• **To be done**
From the submission page on diffusion-model unfolding, extract the passage that begins with the words "Open a new pathway" and ends with "2025-3-14 (Invited Report)", copying it word for word.

Towards Universal Unfolding of Detector Effects in High-Energy Physics using Denoising Diffusion Probabilistic Models

Camila Pazos; Shuchin Aeron; Pierre-Hugues Beauchemin; Vincent Croft; Zhengyan Huan; Martin Klassen; Taritree Wongjirad

SciPost Submission Page

Towards Universal Unfolding of Detector Effects in High-Energy Physics using Denoising Diffusion Probabilistic Models

by Camila Pazos, Shuchin Aeron, Pierre-Hugues Beauchemin, Vincent Croft, Zhengyan Huan, Martin Klassen, Taritree Wongjirad

Submission summary

Authors (as registered SciPost users):

Camila Pazos

Submission information
Preprint Link:	scipost_202410_00060v1 (pdf)
Code repository:	https://gitlab.cern.ch/cpazosbo/cddpm-unfolder
Data repository:	https://zenodo.org/records/13993067
Date submitted:	2024-10-29 12:24
Submitted by:	Pazos, Camila
Submitted to:	SciPost Physics

Ontological classification
Academic field:	Physics
Specialties:	Atomic, Molecular and Optical Physics - Experiment High-Energy Physics - Experiment High-Energy Physics - Phenomenology
Approaches:	Experimental, Computational

Abstract

Correcting for detector effects in experimental data, particularly through unfolding, is critical for enabling precision measurements in high-energy physics. However, traditional unfolding methods face challenges in scalability, flexibility, and dependence on simulations. We introduce a novel approach to multidimensional object-wise unfolding using conditional Denoising Diffusion Probabilistic Models (cDDPM). Our method utilizes the cDDPM for a non-iterative, flexible posterior sampling approach, incorporating distribution moments as conditioning information, which exhibits a strong inductive bias that allows it to generalize to unseen physics processes without explicitly assuming the underlying distribution. Our results highlight the potential of this method as a step towards a "universal" unfolding tool that reduces dependence on truth-level assumptions, while enabling the unfolding of a wide range of measured distributions with improved adaptability and accuracy.

Author indications on fulfilling journal expectations

Provide a novel and synergetic link between different research areas.
Open a new pathway in an existing or a new research direction, with clear potential for multi-pronged follow-up work
Detail a groundbreaking theoretical/experimental/computational discovery
Present a breakthrough on a previously-identified and long-standing research stumbling block

Current status:

Awaiting resubmission

Reports on this Submission

Report #2 by Anonymous (Referee 2) on 2025-3-14 (Invited Report)

• **Dataset content**
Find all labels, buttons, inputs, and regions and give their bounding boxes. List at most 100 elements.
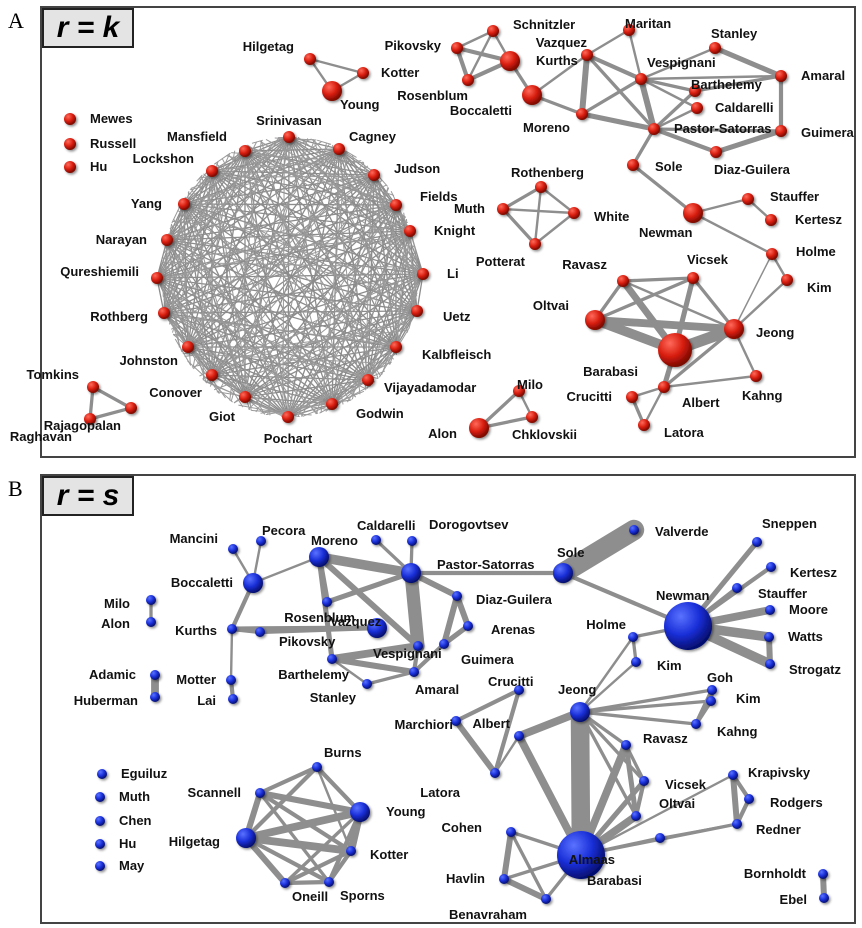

• **Complete response**
Open a new pathway in an existing or a new research direction, with clear potential for multi-pronged follow-up work
Detail a groundbreaking theoretical/experimental/computational discovery
Present a breakthrough on a previously-identified and long-standing research stumbling block

Current status:

Awaiting resubmission

Reports on this Submission

Report #2 by Anonymous (Referee 2) on 2025-3-14 (Invited Report)